• What is expected: Extract every entry word for word. Skip the pictures.

::: Information given

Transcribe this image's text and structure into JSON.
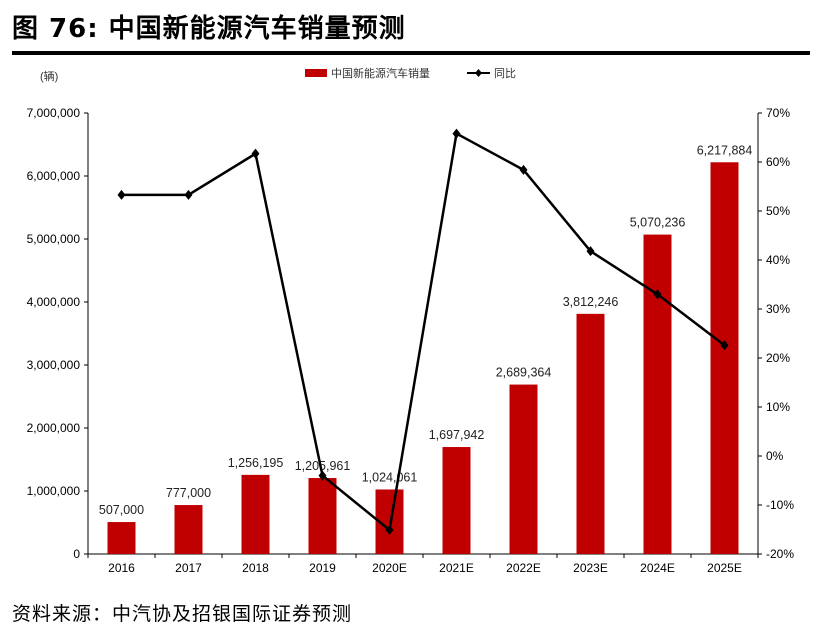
{
  "header": {
    "title": "图 76: 中国新能源汽车销量预测"
  },
  "footer": {
    "source": "资料来源：中汽协及招银国际证券预测"
  },
  "chart_data": {
    "type": "bar+line",
    "title": "",
    "y_unit": "(辆)",
    "categories": [
      "2016",
      "2017",
      "2018",
      "2019",
      "2020E",
      "2021E",
      "2022E",
      "2023E",
      "2024E",
      "2025E"
    ],
    "series": [
      {
        "name": "中国新能源汽车销量",
        "type": "bar",
        "axis": "left",
        "color": "#c00000",
        "values": [
          507000,
          777000,
          1256195,
          1205961,
          1024061,
          1697942,
          2689364,
          3812246,
          5070236,
          6217884
        ],
        "labels": [
          "507,000",
          "777,000",
          "1,256,195",
          "1,205,961",
          "1,024,061",
          "1,697,942",
          "2,689,364",
          "3,812,246",
          "5,070,236",
          "6,217,884"
        ]
      },
      {
        "name": "同比",
        "type": "line",
        "axis": "right",
        "color": "#000000",
        "values": [
          53.3,
          53.3,
          61.7,
          -4.0,
          -15.1,
          65.8,
          58.4,
          41.8,
          33.0,
          22.6
        ]
      }
    ],
    "left_axis": {
      "ylim": [
        0,
        7000000
      ],
      "ticks": [
        "0",
        "1,000,000",
        "2,000,000",
        "3,000,000",
        "4,000,000",
        "5,000,000",
        "6,000,000",
        "7,000,000"
      ]
    },
    "right_axis": {
      "ylim": [
        -20,
        70
      ],
      "ticks": [
        "-20%",
        "-10%",
        "0%",
        "10%",
        "20%",
        "30%",
        "40%",
        "50%",
        "60%",
        "70%"
      ]
    },
    "grid": false,
    "legend": "top-center"
  }
}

::::::

• Correct result:
Transcribe this image's text and structure into JSON.
{
  "header": {
    "title": "图 76: 中国新能源汽车销量预测"
  },
  "footer": {
    "source": "资料来源：中汽协及招银国际证券预测"
  },
  "chart_data": {
    "type": "bar+line",
    "title": "",
    "y_unit": "(辆)",
    "categories": [
      "2016",
      "2017",
      "2018",
      "2019",
      "2020E",
      "2021E",
      "2022E",
      "2023E",
      "2024E",
      "2025E"
    ],
    "series": [
      {
        "name": "中国新能源汽车销量",
        "type": "bar",
        "axis": "left",
        "color": "#c00000",
        "values": [
          507000,
          777000,
          1256195,
          1205961,
          1024061,
          1697942,
          2689364,
          3812246,
          5070236,
          6217884
        ],
        "labels": [
          "507,000",
          "777,000",
          "1,256,195",
          "1,205,961",
          "1,024,061",
          "1,697,942",
          "2,689,364",
          "3,812,246",
          "5,070,236",
          "6,217,884"
        ]
      },
      {
        "name": "同比",
        "type": "line",
        "axis": "right",
        "color": "#000000",
        "values": [
          53.3,
          53.3,
          61.7,
          -4.0,
          -15.1,
          65.8,
          58.4,
          41.8,
          33.0,
          22.6
        ]
      }
    ],
    "left_axis": {
      "ylim": [
        0,
        7000000
      ],
      "ticks": [
        "0",
        "1,000,000",
        "2,000,000",
        "3,000,000",
        "4,000,000",
        "5,000,000",
        "6,000,000",
        "7,000,000"
      ]
    },
    "right_axis": {
      "ylim": [
        -20,
        70
      ],
      "ticks": [
        "-20%",
        "-10%",
        "0%",
        "10%",
        "20%",
        "30%",
        "40%",
        "50%",
        "60%",
        "70%"
      ]
    },
    "grid": false,
    "legend": "top-center"
  }
}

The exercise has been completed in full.